▸ Figure data in JSON:
================

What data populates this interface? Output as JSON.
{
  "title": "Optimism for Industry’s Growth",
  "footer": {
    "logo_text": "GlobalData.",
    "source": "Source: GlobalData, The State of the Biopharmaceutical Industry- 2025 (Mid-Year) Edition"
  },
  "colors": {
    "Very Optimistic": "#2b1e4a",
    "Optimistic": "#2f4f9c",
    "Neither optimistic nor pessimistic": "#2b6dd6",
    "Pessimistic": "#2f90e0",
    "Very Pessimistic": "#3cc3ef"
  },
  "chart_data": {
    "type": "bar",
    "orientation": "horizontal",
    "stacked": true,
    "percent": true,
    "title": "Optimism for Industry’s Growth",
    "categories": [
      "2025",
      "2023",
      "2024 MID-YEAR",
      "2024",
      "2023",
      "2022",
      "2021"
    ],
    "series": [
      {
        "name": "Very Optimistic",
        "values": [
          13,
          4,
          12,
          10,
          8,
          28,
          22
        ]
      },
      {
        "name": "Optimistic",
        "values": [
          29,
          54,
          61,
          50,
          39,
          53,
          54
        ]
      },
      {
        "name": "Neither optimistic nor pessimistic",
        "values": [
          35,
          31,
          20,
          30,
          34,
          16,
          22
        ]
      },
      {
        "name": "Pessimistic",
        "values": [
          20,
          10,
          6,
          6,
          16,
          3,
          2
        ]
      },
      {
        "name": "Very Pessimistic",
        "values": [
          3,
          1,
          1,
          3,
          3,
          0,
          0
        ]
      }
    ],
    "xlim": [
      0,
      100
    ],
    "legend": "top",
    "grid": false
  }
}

================

Reproduce the material in full, with no word added or dropped.

What data populates this interface? Output as JSON.
{
  "title": "Optimism for Industry’s Growth",
  "footer": {
    "logo_text": "GlobalData.",
    "source": "Source: GlobalData, The State of the Biopharmaceutical Industry- 2025 (Mid-Year) Edition"
  },
  "colors": {
    "Very Optimistic": "#2b1e4a",
    "Optimistic": "#2f4f9c",
    "Neither optimistic nor pessimistic": "#2b6dd6",
    "Pessimistic": "#2f90e0",
    "Very Pessimistic": "#3cc3ef"
  },
  "chart_data": {
    "type": "bar",
    "orientation": "horizontal",
    "stacked": true,
    "percent": true,
    "title": "Optimism for Industry’s Growth",
    "categories": [
      "2025",
      "2023",
      "2024 MID-YEAR",
      "2024",
      "2023",
      "2022",
      "2021"
    ],
    "series": [
      {
        "name": "Very Optimistic",
        "values": [
          13,
          4,
          12,
          10,
          8,
          28,
          22
        ]
      },
      {
        "name": "Optimistic",
        "values": [
          29,
          54,
          61,
          50,
          39,
          53,
          54
        ]
      },
      {
        "name": "Neither optimistic nor pessimistic",
        "values": [
          35,
          31,
          20,
          30,
          34,
          16,
          22
        ]
      },
      {
        "name": "Pessimistic",
        "values": [
          20,
          10,
          6,
          6,
          16,
          3,
          2
        ]
      },
      {
        "name": "Very Pessimistic",
        "values": [
          3,
          1,
          1,
          3,
          3,
          0,
          0
        ]
      }
    ],
    "xlim": [
      0,
      100
    ],
    "legend": "top",
    "grid": false
  }
}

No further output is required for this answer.